=== DATA FOR THIS EXERCISE ===
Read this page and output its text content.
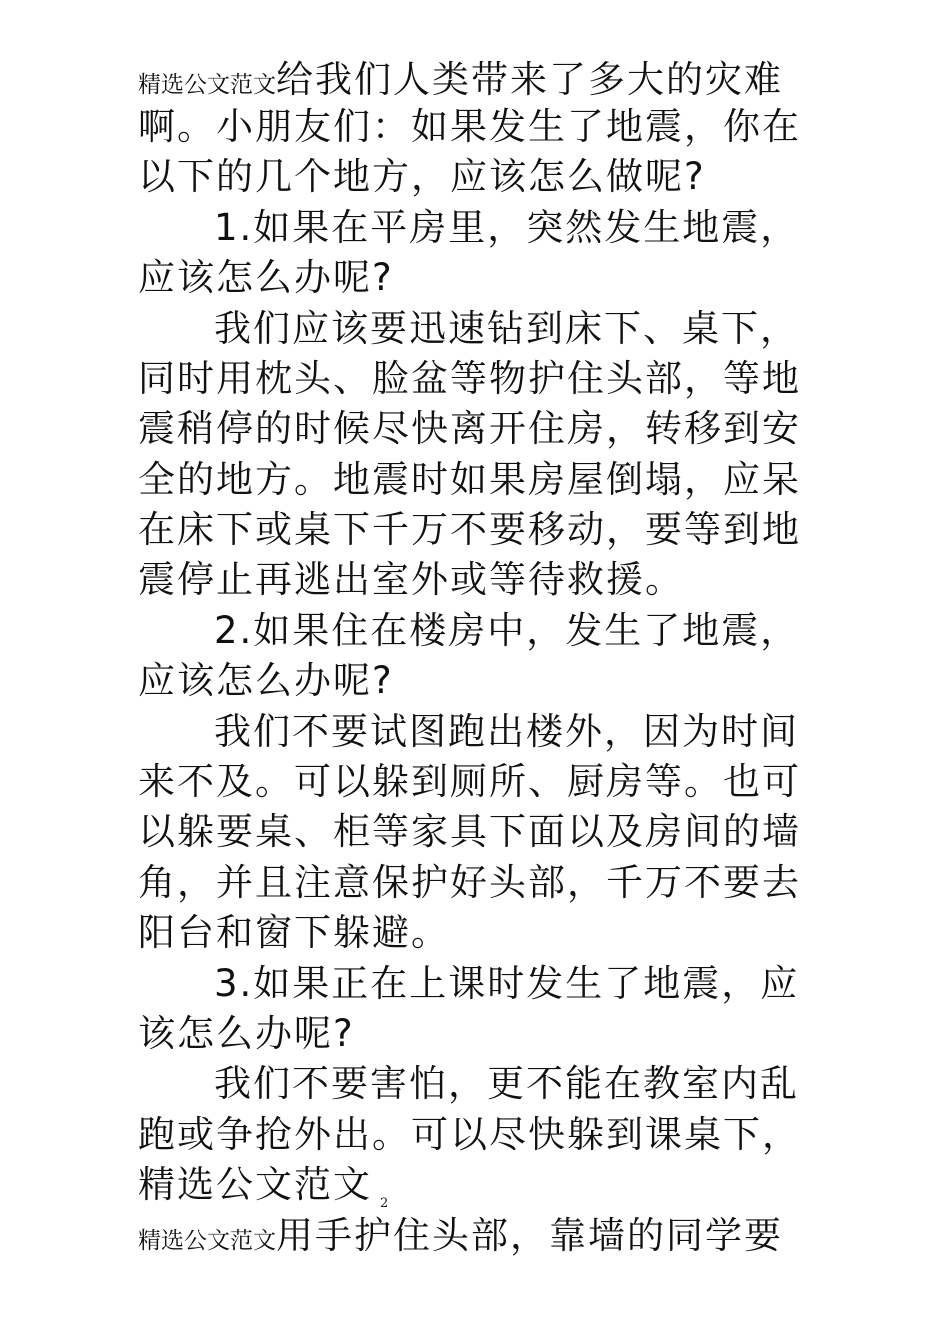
精选公文范文给我们人类带来了多大的灾难
啊。小朋友们：如果发生了地震，你在
以下的几个地方，应该怎么做呢?
1.如果在平房里，突然发生地震，
应该怎么办呢?
我们应该要迅速钻到床下、桌下，
同时用枕头、脸盆等物护住头部，等地
震稍停的时候尽快离开住房，转移到安
全的地方。地震时如果房屋倒塌，应呆
在床下或桌下千万不要移动，要等到地
震停止再逃出室外或等待救援。
2.如果住在楼房中，发生了地震，
应该怎么办呢?
我们不要试图跑出楼外，因为时间
来不及。可以躲到厕所、厨房等。也可
以躲要桌、柜等家具下面以及房间的墙
角，并且注意保护好头部，千万不要去
阳台和窗下躲避。
3.如果正在上课时发生了地震，应
该怎么办呢?
我们不要害怕，更不能在教室内乱
跑或争抢外出。可以尽快躲到课桌下，
精选公文范文 $_2$
精选公文范文用手护住头部，靠墙的同学要
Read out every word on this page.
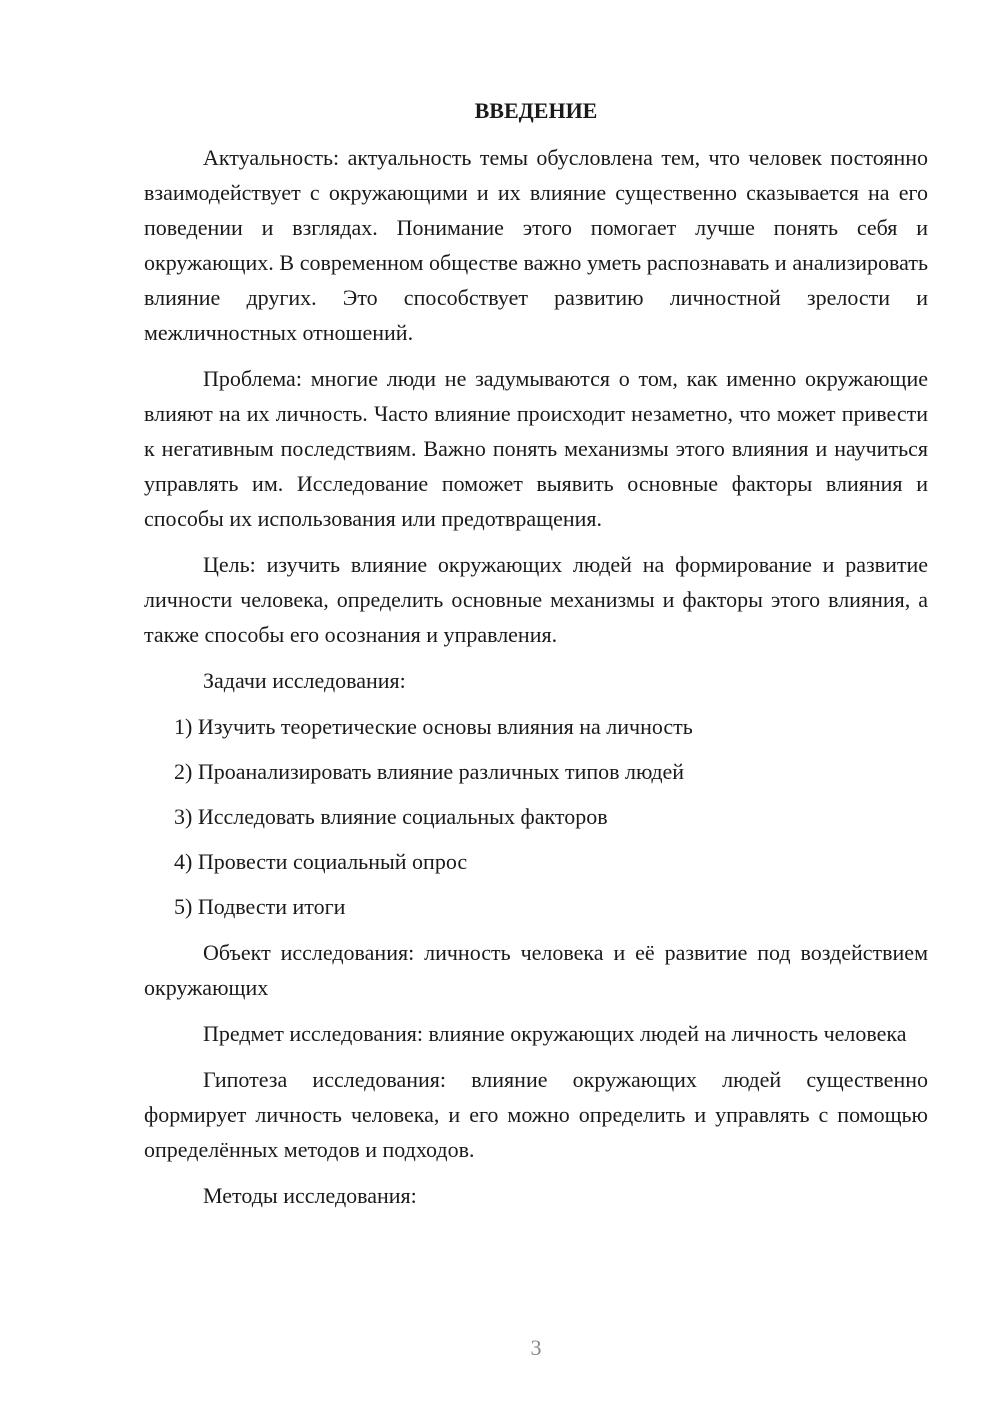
ВВЕДЕНИЕ

Актуальность: актуальность темы обусловлена тем, что человек постоянно взаимодействует с окружающими и их влияние существенно сказывается на его поведении и взглядах. Понимание этого помогает лучше понять себя и окружающих. В современном обществе важно уметь распознавать и анализировать влияние других. Это способствует развитию личностной зрелости и межличностных отношений.

Проблема: многие люди не задумываются о том, как именно окружающие влияют на их личность. Часто влияние происходит незаметно, что может привести к негативным последствиям. Важно понять механизмы этого влияния и научиться управлять им. Исследование поможет выявить основные факторы влияния и способы их использования или предотвращения.

Цель: изучить влияние окружающих людей на формирование и развитие личности человека, определить основные механизмы и факторы этого влияния, а также способы его осознания и управления.

Задачи исследования:

1) Изучить теоретические основы влияния на личность
2) Проанализировать влияние различных типов людей
3) Исследовать влияние социальных факторов
4) Провести социальный опрос
5) Подвести итоги

Объект исследования: личность человека и её развитие под воздействием окружающих

Предмет исследования: влияние окружающих людей на личность человека

Гипотеза исследования: влияние окружающих людей существенно формирует личность человека, и его можно определить и управлять с помощью определённых методов и подходов.

Методы исследования:

3
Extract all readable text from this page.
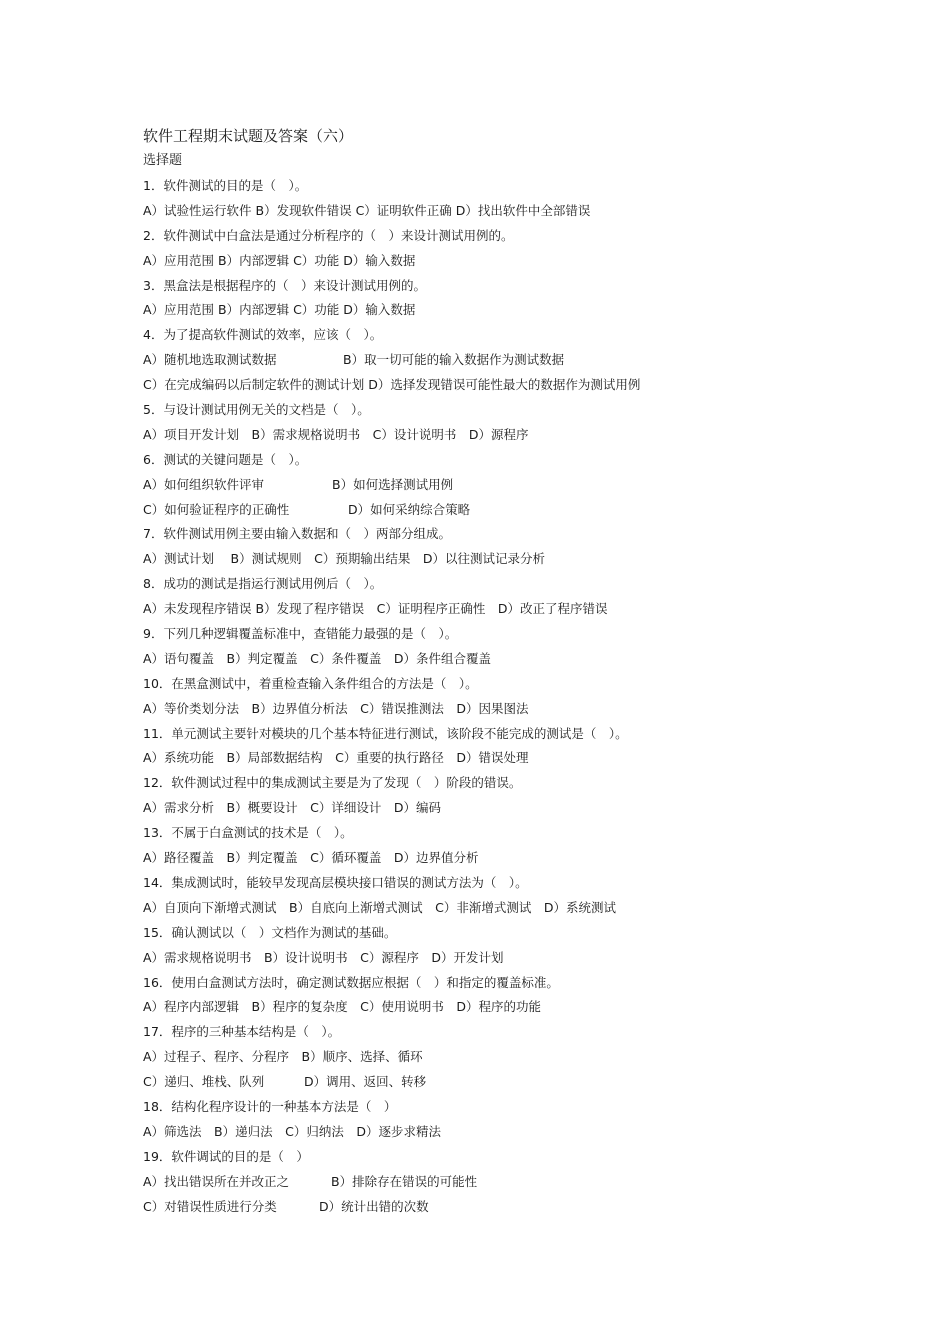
软件工程期末试题及答案（六）
选择题
1．软件测试的目的是（　）。
A）试验性运行软件 B）发现软件错误 C）证明软件正确 D）找出软件中全部错误
2．软件测试中白盒法是通过分析程序的（　）来设计测试用例的。
A）应用范围 B）内部逻辑 C）功能 D）输入数据
3．黑盒法是根据程序的（　）来设计测试用例的。
A）应用范围 B）内部逻辑 C）功能 D）输入数据
4．为了提高软件测试的效率，应该（　）。
A）随机地选取测试数据	B）取一切可能的输入数据作为测试数据
C）在完成编码以后制定软件的测试计划 D）选择发现错误可能性最大的数据作为测试用例
5．与设计测试用例无关的文档是（　）。
A）项目开发计划　B）需求规格说明书　C）设计说明书　D）源程序
6．测试的关键问题是（　）。
A）如何组织软件评审	B）如何选择测试用例
C）如何验证程序的正确性	D）如何采纳综合策略
7．软件测试用例主要由输入数据和（　）两部分组成。
A）测试计划　 B）测试规则　C）预期输出结果　D）以往测试记录分析
8．成功的测试是指运行测试用例后（　）。
A）未发现程序错误 B）发现了程序错误　C）证明程序正确性　D）改正了程序错误
9．下列几种逻辑覆盖标准中，查错能力最强的是（　）。
A）语句覆盖　B）判定覆盖　C）条件覆盖　D）条件组合覆盖
10．在黑盒测试中，着重检查输入条件组合的方法是（　）。
A）等价类划分法　B）边界值分析法　C）错误推测法　D）因果图法
11．单元测试主要针对模块的几个基本特征进行测试，该阶段不能完成的测试是（　）。
A）系统功能　B）局部数据结构　C）重要的执行路径　D）错误处理
12．软件测试过程中的集成测试主要是为了发现（　）阶段的错误。
A）需求分析　B）概要设计　C）详细设计　D）编码
13．不属于白盒测试的技术是（　）。
A）路径覆盖　B）判定覆盖　C）循环覆盖　D）边界值分析
14．集成测试时，能较早发现高层模块接口错误的测试方法为（　）。
A）自顶向下渐增式测试　B）自底向上渐增式测试　C）非渐增式测试　D）系统测试
15．确认测试以（　）文档作为测试的基础。
A）需求规格说明书　B）设计说明书　C）源程序　D）开发计划
16．使用白盒测试方法时，确定测试数据应根据（　）和指定的覆盖标准。
A）程序内部逻辑　B）程序的复杂度　C）使用说明书　D）程序的功能
17．程序的三种基本结构是（　）。
A）过程子、程序、分程序　B）顺序、选择、循环
C）递归、堆栈、队列	D）调用、返回、转移
18．结构化程序设计的一种基本方法是（　）
A）筛选法　B）递归法　C）归纳法　D）逐步求精法
19．软件调试的目的是（　）
A）找出错误所在并改正之	B）排除存在错误的可能性
C）对错误性质进行分类	D）统计出错的次数
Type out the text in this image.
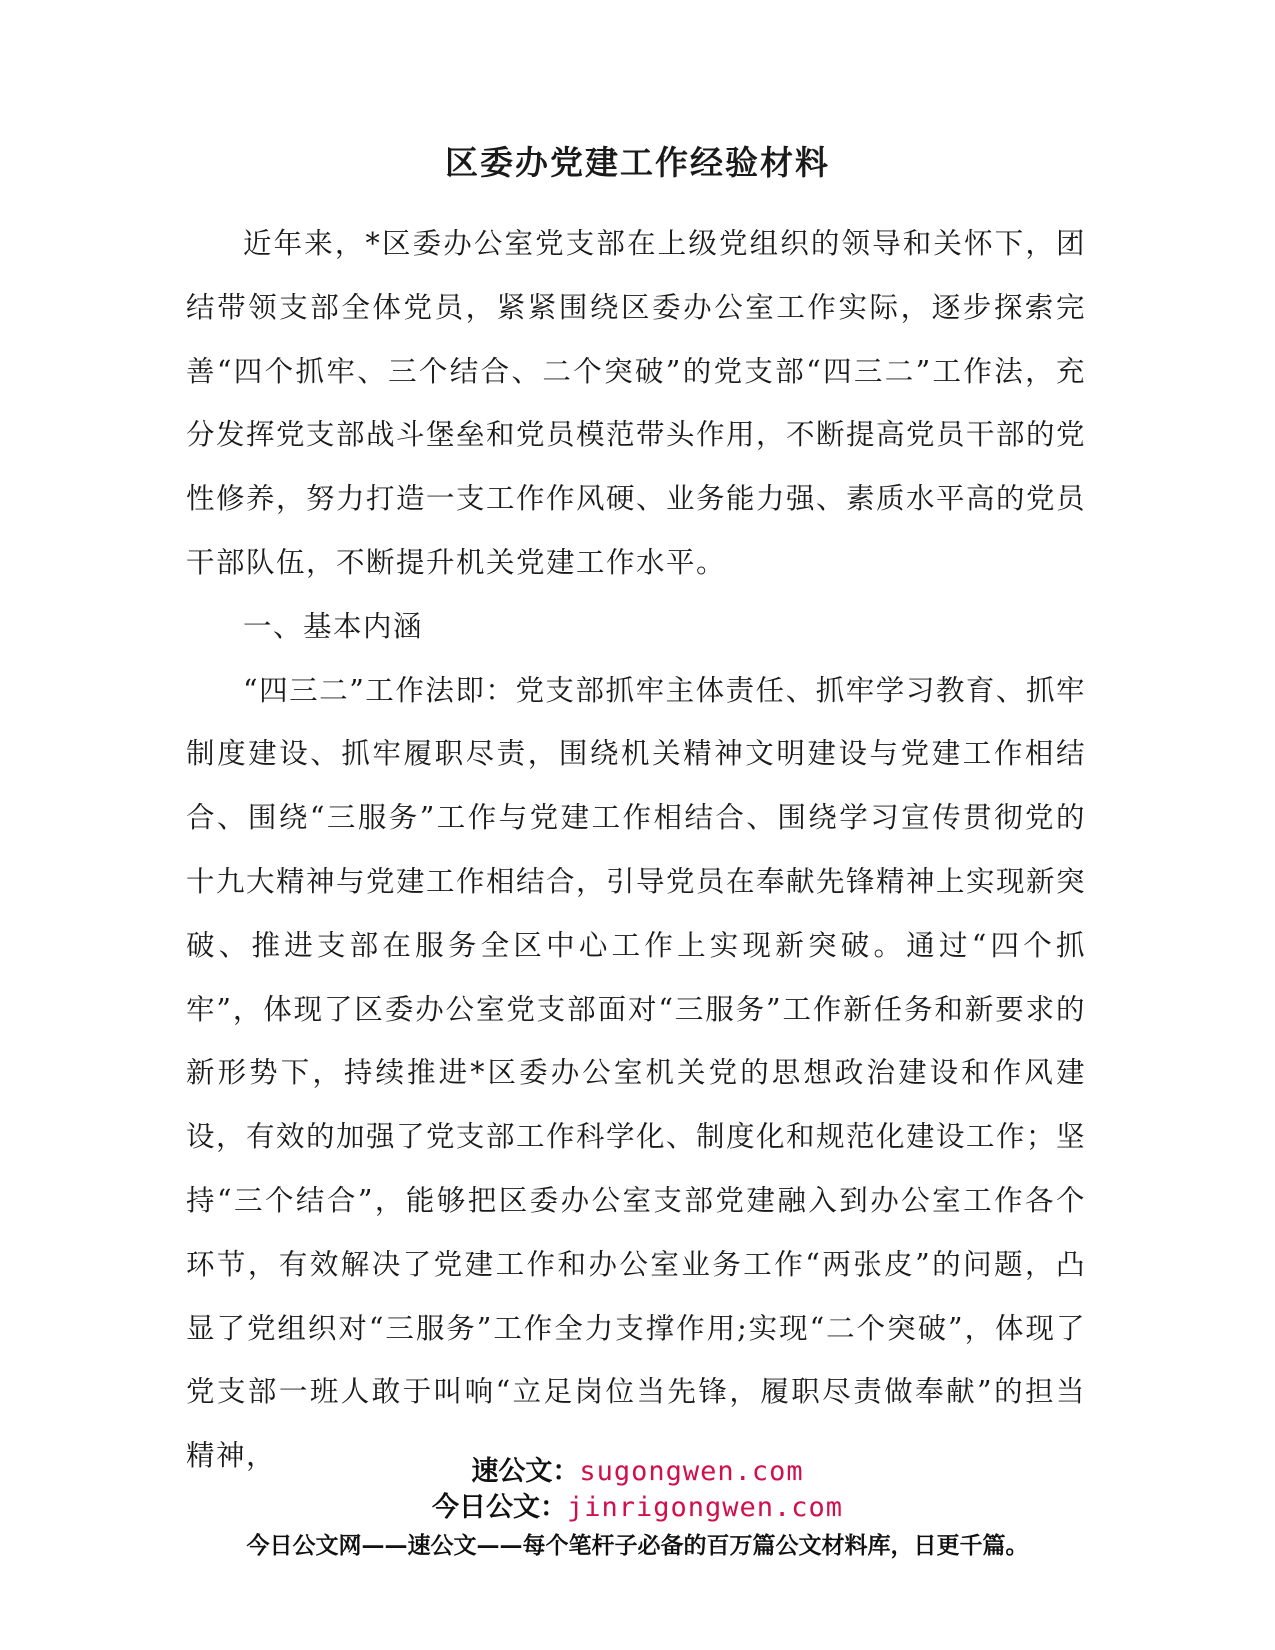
区委办党建工作经验材料

近年来，*区委办公室党支部在上级党组织的领导和关怀下，团结带领支部全体党员，紧紧围绕区委办公室工作实际，逐步探索完善“四个抓牢、三个结合、二个突破”的党支部“四三二”工作法，充分发挥党支部战斗堡垒和党员模范带头作用，不断提高党员干部的党性修养，努力打造一支工作作风硬、业务能力强、素质水平高的党员干部队伍，不断提升机关党建工作水平。

一、基本内涵

“四三二”工作法即：党支部抓牢主体责任、抓牢学习教育、抓牢制度建设、抓牢履职尽责，围绕机关精神文明建设与党建工作相结合、围绕“三服务”工作与党建工作相结合、围绕学习宣传贯彻党的十九大精神与党建工作相结合，引导党员在奉献先锋精神上实现新突破、推进支部在服务全区中心工作上实现新突破。通过“四个抓牢”，体现了区委办公室党支部面对“三服务”工作新任务和新要求的新形势下，持续推进*区委办公室机关党的思想政治建设和作风建设，有效的加强了党支部工作科学化、制度化和规范化建设工作；坚持“三个结合”，能够把区委办公室支部党建融入到办公室工作各个环节，有效解决了党建工作和办公室业务工作“两张皮”的问题，凸显了党组织对“三服务”工作全力支撑作用;实现“二个突破”，体现了党支部一班人敢于叫响“立足岗位当先锋，履职尽责做奉献”的担当精神，	速公文：sugongwen.com
今日公文：jinrigongwen.com
今日公文网——速公文——每个笔杆子必备的百万篇公文材料库，日更千篇。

=== OBJECTIVE ===
Leave out the pictures and transcribe the entries above exactly.

=== PROBLEM SOLUTION ===
Read this page and output its text content.
精选公文范文给我们人类带来了多大的灾难
啊。小朋友们：如果发生了地震，你在
以下的几个地方，应该怎么做呢?
1.如果在平房里，突然发生地震，
应该怎么办呢?
我们应该要迅速钻到床下、桌下，
同时用枕头、脸盆等物护住头部，等地
震稍停的时候尽快离开住房，转移到安
全的地方。地震时如果房屋倒塌，应呆
在床下或桌下千万不要移动，要等到地
震停止再逃出室外或等待救援。
2.如果住在楼房中，发生了地震，
应该怎么办呢?
我们不要试图跑出楼外，因为时间
来不及。可以躲到厕所、厨房等。也可
以躲要桌、柜等家具下面以及房间的墙
角，并且注意保护好头部，千万不要去
阳台和窗下躲避。
3.如果正在上课时发生了地震，应
该怎么办呢?
我们不要害怕，更不能在教室内乱
跑或争抢外出。可以尽快躲到课桌下，
精选公文范文 $_2$
精选公文范文用手护住头部，靠墙的同学要
Read out every word on this page.
ВВЕДЕНИЕ

Актуальность: актуальность темы обусловлена тем, что человек постоянно взаимодействует с окружающими и их влияние существенно сказывается на его поведении и взглядах. Понимание этого помогает лучше понять себя и окружающих. В современном обществе важно уметь распознавать и анализировать влияние других. Это способствует развитию личностной зрелости и межличностных отношений.

Проблема: многие люди не задумываются о том, как именно окружающие влияют на их личность. Часто влияние происходит незаметно, что может привести к негативным последствиям. Важно понять механизмы этого влияния и научиться управлять им. Исследование поможет выявить основные факторы влияния и способы их использования или предотвращения.

Цель: изучить влияние окружающих людей на формирование и развитие личности человека, определить основные механизмы и факторы этого влияния, а также способы его осознания и управления.

Задачи исследования:

1) Изучить теоретические основы влияния на личность
2) Проанализировать влияние различных типов людей
3) Исследовать влияние социальных факторов
4) Провести социальный опрос
5) Подвести итоги

Объект исследования: личность человека и её развитие под воздействием окружающих

Предмет исследования: влияние окружающих людей на личность человека

Гипотеза исследования: влияние окружающих людей существенно формирует личность человека, и его можно определить и управлять с помощью определённых методов и подходов.

Методы исследования:

3
Extract all readable text from this page.
软件工程期末试题及答案（六）
选择题
1．软件测试的目的是（　）。
A）试验性运行软件 B）发现软件错误 C）证明软件正确 D）找出软件中全部错误
2．软件测试中白盒法是通过分析程序的（　）来设计测试用例的。
A）应用范围 B）内部逻辑 C）功能 D）输入数据
3．黑盒法是根据程序的（　）来设计测试用例的。
A）应用范围 B）内部逻辑 C）功能 D）输入数据
4．为了提高软件测试的效率，应该（　）。
A）随机地选取测试数据	B）取一切可能的输入数据作为测试数据
C）在完成编码以后制定软件的测试计划 D）选择发现错误可能性最大的数据作为测试用例
5．与设计测试用例无关的文档是（　）。
A）项目开发计划　B）需求规格说明书　C）设计说明书　D）源程序
6．测试的关键问题是（　）。
A）如何组织软件评审	B）如何选择测试用例
C）如何验证程序的正确性	D）如何采纳综合策略
7．软件测试用例主要由输入数据和（　）两部分组成。
A）测试计划　 B）测试规则　C）预期输出结果　D）以往测试记录分析
8．成功的测试是指运行测试用例后（　）。
A）未发现程序错误 B）发现了程序错误　C）证明程序正确性　D）改正了程序错误
9．下列几种逻辑覆盖标准中，查错能力最强的是（　）。
A）语句覆盖　B）判定覆盖　C）条件覆盖　D）条件组合覆盖
10．在黑盒测试中，着重检查输入条件组合的方法是（　）。
A）等价类划分法　B）边界值分析法　C）错误推测法　D）因果图法
11．单元测试主要针对模块的几个基本特征进行测试，该阶段不能完成的测试是（　）。
A）系统功能　B）局部数据结构　C）重要的执行路径　D）错误处理
12．软件测试过程中的集成测试主要是为了发现（　）阶段的错误。
A）需求分析　B）概要设计　C）详细设计　D）编码
13．不属于白盒测试的技术是（　）。
A）路径覆盖　B）判定覆盖　C）循环覆盖　D）边界值分析
14．集成测试时，能较早发现高层模块接口错误的测试方法为（　）。
A）自顶向下渐增式测试　B）自底向上渐增式测试　C）非渐增式测试　D）系统测试
15．确认测试以（　）文档作为测试的基础。
A）需求规格说明书　B）设计说明书　C）源程序　D）开发计划
16．使用白盒测试方法时，确定测试数据应根据（　）和指定的覆盖标准。
A）程序内部逻辑　B）程序的复杂度　C）使用说明书　D）程序的功能
17．程序的三种基本结构是（　）。
A）过程子、程序、分程序　B）顺序、选择、循环
C）递归、堆栈、队列	D）调用、返回、转移
18．结构化程序设计的一种基本方法是（　）
A）筛选法　B）递归法　C）归纳法　D）逐步求精法
19．软件调试的目的是（　）
A）找出错误所在并改正之	B）排除存在错误的可能性
C）对错误性质进行分类	D）统计出错的次数
Type out the text in this image.
区委办党建工作经验材料

近年来，*区委办公室党支部在上级党组织的领导和关怀下，团结带领支部全体党员，紧紧围绕区委办公室工作实际，逐步探索完善“四个抓牢、三个结合、二个突破”的党支部“四三二”工作法，充分发挥党支部战斗堡垒和党员模范带头作用，不断提高党员干部的党性修养，努力打造一支工作作风硬、业务能力强、素质水平高的党员干部队伍，不断提升机关党建工作水平。

一、基本内涵

“四三二”工作法即：党支部抓牢主体责任、抓牢学习教育、抓牢制度建设、抓牢履职尽责，围绕机关精神文明建设与党建工作相结合、围绕“三服务”工作与党建工作相结合、围绕学习宣传贯彻党的十九大精神与党建工作相结合，引导党员在奉献先锋精神上实现新突破、推进支部在服务全区中心工作上实现新突破。通过“四个抓牢”，体现了区委办公室党支部面对“三服务”工作新任务和新要求的新形势下，持续推进*区委办公室机关党的思想政治建设和作风建设，有效的加强了党支部工作科学化、制度化和规范化建设工作；坚持“三个结合”，能够把区委办公室支部党建融入到办公室工作各个环节，有效解决了党建工作和办公室业务工作“两张皮”的问题，凸显了党组织对“三服务”工作全力支撑作用;实现“二个突破”，体现了党支部一班人敢于叫响“立足岗位当先锋，履职尽责做奉献”的担当精神，	速公文：sugongwen.com
今日公文：jinrigongwen.com
今日公文网——速公文——每个笔杆子必备的百万篇公文材料库，日更千篇。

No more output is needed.